### PROVIDED MATERIAL

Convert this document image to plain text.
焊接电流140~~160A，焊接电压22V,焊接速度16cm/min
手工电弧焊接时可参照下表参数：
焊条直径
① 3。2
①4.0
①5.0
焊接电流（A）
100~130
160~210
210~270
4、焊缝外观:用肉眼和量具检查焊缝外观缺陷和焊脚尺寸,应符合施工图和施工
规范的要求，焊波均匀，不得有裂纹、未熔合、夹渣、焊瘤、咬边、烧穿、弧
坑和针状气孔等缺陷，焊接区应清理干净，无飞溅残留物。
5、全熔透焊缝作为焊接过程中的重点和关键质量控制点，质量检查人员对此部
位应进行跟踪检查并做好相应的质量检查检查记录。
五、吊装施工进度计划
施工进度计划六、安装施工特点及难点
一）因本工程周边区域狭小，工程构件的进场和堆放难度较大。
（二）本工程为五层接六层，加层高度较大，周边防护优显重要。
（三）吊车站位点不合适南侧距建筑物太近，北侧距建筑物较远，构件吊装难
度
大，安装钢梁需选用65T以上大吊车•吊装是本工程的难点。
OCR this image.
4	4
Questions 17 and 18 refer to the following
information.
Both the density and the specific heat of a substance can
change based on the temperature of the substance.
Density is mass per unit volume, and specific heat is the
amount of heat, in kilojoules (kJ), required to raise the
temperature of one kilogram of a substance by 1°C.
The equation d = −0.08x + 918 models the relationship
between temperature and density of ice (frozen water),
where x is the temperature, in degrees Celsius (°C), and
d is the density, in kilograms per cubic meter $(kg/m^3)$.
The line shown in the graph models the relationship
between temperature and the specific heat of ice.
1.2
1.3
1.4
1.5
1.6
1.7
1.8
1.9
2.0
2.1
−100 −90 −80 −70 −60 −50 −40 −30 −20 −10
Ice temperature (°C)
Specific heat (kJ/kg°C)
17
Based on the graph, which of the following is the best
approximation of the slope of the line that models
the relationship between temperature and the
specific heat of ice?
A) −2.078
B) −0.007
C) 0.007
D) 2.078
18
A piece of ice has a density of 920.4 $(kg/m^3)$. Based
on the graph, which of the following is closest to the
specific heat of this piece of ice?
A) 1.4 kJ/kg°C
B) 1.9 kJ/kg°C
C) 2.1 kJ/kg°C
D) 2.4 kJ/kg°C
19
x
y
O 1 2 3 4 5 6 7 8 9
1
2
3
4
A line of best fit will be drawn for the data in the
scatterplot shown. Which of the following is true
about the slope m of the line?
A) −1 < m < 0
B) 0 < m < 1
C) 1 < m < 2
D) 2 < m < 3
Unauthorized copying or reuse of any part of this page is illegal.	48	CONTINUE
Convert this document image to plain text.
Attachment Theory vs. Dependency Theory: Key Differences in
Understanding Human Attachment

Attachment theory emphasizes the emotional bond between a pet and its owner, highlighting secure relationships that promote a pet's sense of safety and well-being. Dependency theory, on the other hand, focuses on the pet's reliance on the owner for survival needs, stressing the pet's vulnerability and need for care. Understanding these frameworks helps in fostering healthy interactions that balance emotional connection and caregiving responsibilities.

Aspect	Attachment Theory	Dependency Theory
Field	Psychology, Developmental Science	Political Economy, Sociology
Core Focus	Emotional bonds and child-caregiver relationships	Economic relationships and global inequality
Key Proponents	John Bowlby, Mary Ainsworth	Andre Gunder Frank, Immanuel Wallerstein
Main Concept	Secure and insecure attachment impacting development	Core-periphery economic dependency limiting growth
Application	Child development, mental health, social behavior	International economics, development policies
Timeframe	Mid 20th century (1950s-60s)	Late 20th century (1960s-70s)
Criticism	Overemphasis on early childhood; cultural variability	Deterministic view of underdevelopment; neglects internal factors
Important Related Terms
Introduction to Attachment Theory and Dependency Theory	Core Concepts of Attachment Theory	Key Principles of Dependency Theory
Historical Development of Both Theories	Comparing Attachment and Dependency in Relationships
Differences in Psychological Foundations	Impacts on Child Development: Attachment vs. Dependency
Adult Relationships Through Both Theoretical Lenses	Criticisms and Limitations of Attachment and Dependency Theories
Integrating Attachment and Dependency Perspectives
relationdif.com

######

▶ GIVEN TASK:
Go through the data above and find the lines with the word "heat". Copy each of those lines.

▶ COMPLETED EXERCISE:
Both the density and the specific heat of a substance can
Density is mass per unit volume, and specific heat is the
amount of heat, in kilojoules (kJ), required to raise the
between temperature and the specific heat of ice.
Specific heat (kJ/kg°C)
specific heat of ice?
specific heat of this piece of ice?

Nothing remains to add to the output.